• _Set problem_
Nothing but the line with "Output the underlying" and the lines after it, through the end of the records below, is to be repeated, exactly as it is.
— begin Dataset extract —
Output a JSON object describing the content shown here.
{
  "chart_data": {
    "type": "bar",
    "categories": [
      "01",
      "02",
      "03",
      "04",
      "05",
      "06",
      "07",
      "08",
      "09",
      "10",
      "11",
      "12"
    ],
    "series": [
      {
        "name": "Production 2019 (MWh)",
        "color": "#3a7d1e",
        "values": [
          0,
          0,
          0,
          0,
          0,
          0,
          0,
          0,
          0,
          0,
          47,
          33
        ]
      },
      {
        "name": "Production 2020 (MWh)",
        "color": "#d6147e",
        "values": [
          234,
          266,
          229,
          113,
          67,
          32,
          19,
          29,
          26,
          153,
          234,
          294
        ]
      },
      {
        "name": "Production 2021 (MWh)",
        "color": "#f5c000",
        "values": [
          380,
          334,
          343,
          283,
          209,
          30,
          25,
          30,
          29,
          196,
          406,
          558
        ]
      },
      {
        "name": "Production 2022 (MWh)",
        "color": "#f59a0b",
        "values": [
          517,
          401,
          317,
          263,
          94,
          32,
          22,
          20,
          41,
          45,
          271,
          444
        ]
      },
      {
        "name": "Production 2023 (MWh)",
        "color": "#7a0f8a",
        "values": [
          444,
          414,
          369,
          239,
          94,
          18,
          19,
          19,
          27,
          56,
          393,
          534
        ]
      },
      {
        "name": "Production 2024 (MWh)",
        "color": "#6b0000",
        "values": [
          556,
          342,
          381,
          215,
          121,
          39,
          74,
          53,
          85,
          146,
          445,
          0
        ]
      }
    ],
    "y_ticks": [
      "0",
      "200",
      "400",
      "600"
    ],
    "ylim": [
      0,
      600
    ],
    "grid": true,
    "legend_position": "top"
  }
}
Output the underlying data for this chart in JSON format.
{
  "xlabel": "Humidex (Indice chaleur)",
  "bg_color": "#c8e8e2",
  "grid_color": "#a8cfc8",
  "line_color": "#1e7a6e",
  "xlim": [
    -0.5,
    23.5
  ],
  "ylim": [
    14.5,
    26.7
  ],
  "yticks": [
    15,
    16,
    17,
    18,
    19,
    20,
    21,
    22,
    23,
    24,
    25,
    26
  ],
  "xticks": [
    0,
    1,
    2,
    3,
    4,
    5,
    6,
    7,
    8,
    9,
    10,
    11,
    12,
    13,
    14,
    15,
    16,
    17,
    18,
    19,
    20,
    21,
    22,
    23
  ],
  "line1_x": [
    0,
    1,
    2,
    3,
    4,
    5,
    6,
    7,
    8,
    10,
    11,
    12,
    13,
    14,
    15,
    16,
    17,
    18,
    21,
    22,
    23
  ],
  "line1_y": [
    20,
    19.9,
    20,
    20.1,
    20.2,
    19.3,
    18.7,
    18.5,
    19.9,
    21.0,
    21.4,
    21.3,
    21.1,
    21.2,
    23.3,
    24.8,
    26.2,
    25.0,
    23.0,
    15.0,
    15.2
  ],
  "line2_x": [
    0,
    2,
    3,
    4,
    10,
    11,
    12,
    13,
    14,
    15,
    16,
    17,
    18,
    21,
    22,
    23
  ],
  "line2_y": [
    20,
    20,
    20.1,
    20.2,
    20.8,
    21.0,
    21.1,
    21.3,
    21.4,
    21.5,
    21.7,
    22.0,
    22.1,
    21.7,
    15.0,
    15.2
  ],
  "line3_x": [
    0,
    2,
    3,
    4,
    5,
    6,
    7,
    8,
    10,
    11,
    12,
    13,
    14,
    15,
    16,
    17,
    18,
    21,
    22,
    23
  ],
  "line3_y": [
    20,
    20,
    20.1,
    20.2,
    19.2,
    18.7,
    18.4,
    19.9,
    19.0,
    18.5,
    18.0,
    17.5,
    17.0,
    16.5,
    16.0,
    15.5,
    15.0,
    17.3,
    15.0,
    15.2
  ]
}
— end Dataset extract —
• _Exercise response_
Output the underlying data for this chart in JSON format.
{
  "xlabel": "Humidex (Indice chaleur)",
  "bg_color": "#c8e8e2",
  "grid_color": "#a8cfc8",
  "line_color": "#1e7a6e",
  "xlim": [
    -0.5,
    23.5
  ],
  "ylim": [
    14.5,
    26.7
  ],
  "yticks": [
    15,
    16,
    17,
    18,
    19,
    20,
    21,
    22,
    23,
    24,
    25,
    26
  ],
  "xticks": [
    0,
    1,
    2,
    3,
    4,
    5,
    6,
    7,
    8,
    9,
    10,
    11,
    12,
    13,
    14,
    15,
    16,
    17,
    18,
    19,
    20,
    21,
    22,
    23
  ],
  "line1_x": [
    0,
    1,
    2,
    3,
    4,
    5,
    6,
    7,
    8,
    10,
    11,
    12,
    13,
    14,
    15,
    16,
    17,
    18,
    21,
    22,
    23
  ],
  "line1_y": [
    20,
    19.9,
    20,
    20.1,
    20.2,
    19.3,
    18.7,
    18.5,
    19.9,
    21.0,
    21.4,
    21.3,
    21.1,
    21.2,
    23.3,
    24.8,
    26.2,
    25.0,
    23.0,
    15.0,
    15.2
  ],
  "line2_x": [
    0,
    2,
    3,
    4,
    10,
    11,
    12,
    13,
    14,
    15,
    16,
    17,
    18,
    21,
    22,
    23
  ],
  "line2_y": [
    20,
    20,
    20.1,
    20.2,
    20.8,
    21.0,
    21.1,
    21.3,
    21.4,
    21.5,
    21.7,
    22.0,
    22.1,
    21.7,
    15.0,
    15.2
  ],
  "line3_x": [
    0,
    2,
    3,
    4,
    5,
    6,
    7,
    8,
    10,
    11,
    12,
    13,
    14,
    15,
    16,
    17,
    18,
    21,
    22,
    23
  ],
  "line3_y": [
    20,
    20,
    20.1,
    20.2,
    19.2,
    18.7,
    18.4,
    19.9,
    19.0,
    18.5,
    18.0,
    17.5,
    17.0,
    16.5,
    16.0,
    15.5,
    15.0,
    17.3,
    15.0,
    15.2
  ]
}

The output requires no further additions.